* **CHALLENGE**
List every line in this data where the string "with" occurs.

* **MATERIAL FOR THE TASK**
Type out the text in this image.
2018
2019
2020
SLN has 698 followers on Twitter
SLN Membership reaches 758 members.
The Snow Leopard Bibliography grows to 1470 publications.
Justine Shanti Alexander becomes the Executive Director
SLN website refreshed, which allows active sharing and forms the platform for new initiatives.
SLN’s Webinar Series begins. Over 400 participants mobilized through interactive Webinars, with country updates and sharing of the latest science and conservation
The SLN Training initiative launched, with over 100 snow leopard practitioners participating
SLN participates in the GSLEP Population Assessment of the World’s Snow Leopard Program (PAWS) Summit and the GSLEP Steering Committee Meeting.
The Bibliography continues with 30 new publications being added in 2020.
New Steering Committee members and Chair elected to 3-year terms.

* **THE ANSWER**
SLN’s Webinar Series begins. Over 400 participants mobilized through interactive Webinars, with country updates and sharing of the latest science and conservation
The SLN Training initiative launched, with over 100 snow leopard practitioners participating
The Bibliography continues with 30 new publications being added in 2020.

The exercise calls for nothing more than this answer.